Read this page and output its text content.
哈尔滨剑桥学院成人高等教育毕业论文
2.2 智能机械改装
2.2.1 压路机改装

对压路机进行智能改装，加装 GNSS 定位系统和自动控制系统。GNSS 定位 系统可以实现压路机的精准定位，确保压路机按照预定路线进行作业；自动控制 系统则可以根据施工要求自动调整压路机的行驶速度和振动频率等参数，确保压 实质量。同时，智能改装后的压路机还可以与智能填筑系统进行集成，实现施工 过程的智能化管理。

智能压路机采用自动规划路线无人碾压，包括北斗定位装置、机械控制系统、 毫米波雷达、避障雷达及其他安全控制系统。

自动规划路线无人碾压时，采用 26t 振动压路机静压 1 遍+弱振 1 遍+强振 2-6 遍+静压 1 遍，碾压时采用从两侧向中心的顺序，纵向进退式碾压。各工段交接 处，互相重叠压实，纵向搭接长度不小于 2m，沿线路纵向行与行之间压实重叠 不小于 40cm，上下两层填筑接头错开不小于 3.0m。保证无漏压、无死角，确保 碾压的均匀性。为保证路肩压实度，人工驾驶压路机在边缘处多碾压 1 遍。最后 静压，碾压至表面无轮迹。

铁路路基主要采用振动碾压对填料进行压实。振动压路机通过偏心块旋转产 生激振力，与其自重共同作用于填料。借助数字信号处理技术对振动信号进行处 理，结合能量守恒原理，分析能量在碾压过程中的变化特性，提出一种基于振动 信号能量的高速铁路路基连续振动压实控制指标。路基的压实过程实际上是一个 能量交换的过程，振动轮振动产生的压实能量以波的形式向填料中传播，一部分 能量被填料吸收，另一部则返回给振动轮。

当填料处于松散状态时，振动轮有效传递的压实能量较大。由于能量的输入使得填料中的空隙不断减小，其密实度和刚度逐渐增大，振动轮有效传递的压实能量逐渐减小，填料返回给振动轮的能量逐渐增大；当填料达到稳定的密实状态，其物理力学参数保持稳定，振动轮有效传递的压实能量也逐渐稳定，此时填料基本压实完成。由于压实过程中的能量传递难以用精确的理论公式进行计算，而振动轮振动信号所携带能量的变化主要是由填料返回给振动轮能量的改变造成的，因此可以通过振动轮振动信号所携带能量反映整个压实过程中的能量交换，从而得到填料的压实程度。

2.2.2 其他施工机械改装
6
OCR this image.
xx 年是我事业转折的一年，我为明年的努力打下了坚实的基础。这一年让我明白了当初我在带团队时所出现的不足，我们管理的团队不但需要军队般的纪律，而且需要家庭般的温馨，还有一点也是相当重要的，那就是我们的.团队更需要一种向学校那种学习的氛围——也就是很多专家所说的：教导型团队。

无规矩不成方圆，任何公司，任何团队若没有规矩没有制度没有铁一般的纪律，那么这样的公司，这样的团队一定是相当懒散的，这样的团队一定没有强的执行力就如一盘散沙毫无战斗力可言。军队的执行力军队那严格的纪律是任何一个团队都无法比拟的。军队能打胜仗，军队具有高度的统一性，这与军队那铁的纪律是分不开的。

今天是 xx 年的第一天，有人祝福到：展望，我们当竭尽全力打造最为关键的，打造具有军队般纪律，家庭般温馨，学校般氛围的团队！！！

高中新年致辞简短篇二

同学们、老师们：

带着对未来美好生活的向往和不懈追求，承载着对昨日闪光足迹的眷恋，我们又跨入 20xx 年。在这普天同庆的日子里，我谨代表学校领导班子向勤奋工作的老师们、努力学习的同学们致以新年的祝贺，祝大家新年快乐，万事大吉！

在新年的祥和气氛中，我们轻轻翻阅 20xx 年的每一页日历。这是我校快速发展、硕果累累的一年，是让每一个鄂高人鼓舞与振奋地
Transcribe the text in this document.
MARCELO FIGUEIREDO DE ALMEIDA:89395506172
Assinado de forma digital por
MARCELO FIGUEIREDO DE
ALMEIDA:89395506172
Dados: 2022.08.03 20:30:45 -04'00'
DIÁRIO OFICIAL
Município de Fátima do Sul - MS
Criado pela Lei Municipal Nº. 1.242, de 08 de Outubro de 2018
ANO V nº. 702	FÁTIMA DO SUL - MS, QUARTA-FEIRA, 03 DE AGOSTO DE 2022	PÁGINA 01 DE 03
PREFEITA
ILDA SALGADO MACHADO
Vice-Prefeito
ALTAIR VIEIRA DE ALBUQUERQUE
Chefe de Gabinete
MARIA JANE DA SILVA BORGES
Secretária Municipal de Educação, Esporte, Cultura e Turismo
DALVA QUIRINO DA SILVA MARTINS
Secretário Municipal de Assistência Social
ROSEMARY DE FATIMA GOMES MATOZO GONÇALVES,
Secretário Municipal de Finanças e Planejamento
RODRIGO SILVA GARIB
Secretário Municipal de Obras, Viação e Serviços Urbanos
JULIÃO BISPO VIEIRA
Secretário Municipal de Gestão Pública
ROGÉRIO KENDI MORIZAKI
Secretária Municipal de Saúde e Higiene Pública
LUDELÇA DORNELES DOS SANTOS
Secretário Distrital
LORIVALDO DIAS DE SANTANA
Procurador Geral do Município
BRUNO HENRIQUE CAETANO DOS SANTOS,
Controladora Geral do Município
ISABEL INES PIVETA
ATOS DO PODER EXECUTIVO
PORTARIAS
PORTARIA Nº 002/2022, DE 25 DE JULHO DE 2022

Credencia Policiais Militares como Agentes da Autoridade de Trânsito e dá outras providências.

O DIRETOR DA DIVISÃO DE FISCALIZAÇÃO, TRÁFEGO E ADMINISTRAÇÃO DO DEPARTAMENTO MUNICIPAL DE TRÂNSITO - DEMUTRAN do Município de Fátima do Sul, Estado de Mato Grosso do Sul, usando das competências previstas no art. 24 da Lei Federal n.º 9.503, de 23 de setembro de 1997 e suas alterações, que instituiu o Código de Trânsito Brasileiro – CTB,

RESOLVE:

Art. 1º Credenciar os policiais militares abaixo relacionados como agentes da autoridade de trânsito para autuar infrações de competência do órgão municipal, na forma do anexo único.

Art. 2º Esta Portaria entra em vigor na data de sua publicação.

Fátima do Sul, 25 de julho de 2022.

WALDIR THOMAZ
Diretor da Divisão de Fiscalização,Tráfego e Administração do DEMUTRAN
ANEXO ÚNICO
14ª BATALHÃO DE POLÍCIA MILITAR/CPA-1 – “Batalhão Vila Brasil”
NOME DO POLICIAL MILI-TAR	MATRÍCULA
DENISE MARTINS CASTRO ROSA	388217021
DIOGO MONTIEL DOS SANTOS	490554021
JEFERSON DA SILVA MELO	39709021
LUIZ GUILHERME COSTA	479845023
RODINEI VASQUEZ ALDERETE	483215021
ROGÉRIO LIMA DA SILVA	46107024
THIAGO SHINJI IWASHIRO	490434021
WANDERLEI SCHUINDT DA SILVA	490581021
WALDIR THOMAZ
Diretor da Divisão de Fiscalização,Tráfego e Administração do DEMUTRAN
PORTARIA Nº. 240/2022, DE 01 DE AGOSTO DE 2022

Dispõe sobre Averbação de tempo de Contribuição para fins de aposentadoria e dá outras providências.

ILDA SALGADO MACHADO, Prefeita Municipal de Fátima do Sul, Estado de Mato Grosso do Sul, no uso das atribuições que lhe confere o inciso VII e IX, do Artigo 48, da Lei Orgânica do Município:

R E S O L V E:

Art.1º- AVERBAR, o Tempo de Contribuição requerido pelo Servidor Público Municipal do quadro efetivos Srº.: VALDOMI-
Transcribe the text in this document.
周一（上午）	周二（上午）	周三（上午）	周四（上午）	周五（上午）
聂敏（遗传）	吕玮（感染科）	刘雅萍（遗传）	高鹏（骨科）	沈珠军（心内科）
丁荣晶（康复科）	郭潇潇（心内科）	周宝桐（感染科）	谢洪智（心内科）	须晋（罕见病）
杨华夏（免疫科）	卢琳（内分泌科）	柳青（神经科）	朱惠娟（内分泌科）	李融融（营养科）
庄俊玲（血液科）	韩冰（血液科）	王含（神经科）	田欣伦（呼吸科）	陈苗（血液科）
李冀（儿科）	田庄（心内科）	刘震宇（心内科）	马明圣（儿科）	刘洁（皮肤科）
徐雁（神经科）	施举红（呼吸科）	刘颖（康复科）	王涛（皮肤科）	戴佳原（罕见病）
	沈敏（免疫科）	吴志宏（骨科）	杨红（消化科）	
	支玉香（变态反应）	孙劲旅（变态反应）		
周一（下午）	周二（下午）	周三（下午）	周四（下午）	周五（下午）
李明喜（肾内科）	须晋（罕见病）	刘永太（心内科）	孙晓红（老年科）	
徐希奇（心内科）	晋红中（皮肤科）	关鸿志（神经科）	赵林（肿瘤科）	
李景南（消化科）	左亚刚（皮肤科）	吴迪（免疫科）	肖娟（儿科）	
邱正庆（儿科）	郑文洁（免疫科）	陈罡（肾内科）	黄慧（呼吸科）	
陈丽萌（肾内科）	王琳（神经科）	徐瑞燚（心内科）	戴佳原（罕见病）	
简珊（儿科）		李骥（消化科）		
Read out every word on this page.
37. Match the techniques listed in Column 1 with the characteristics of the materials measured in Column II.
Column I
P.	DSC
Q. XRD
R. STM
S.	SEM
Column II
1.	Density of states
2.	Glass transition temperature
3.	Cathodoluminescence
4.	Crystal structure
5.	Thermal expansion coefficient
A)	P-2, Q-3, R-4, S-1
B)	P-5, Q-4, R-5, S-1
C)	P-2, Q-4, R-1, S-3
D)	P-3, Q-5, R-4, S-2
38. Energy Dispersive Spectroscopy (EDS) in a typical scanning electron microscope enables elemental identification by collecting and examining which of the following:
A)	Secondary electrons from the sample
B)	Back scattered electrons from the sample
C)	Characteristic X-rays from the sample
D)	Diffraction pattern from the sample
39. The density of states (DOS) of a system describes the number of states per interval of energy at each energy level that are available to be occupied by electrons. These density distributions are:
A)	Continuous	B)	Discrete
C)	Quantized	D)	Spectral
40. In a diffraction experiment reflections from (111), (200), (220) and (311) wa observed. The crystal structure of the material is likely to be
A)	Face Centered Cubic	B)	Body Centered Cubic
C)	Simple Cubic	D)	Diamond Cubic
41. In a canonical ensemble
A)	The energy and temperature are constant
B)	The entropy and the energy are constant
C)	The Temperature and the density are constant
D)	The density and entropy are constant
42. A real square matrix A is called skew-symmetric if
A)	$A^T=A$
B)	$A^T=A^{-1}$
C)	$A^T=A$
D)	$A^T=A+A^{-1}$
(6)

* * *

Problem requirements »
Within the listing above, copy each line that has the string "electrons".

Full solution »
A)	Secondary electrons from the sample
B)	Back scattered electrons from the sample
39. The density of states (DOS) of a system describes the number of states per interval of energy at each energy level that are available to be occupied by electrons. These density distributions are:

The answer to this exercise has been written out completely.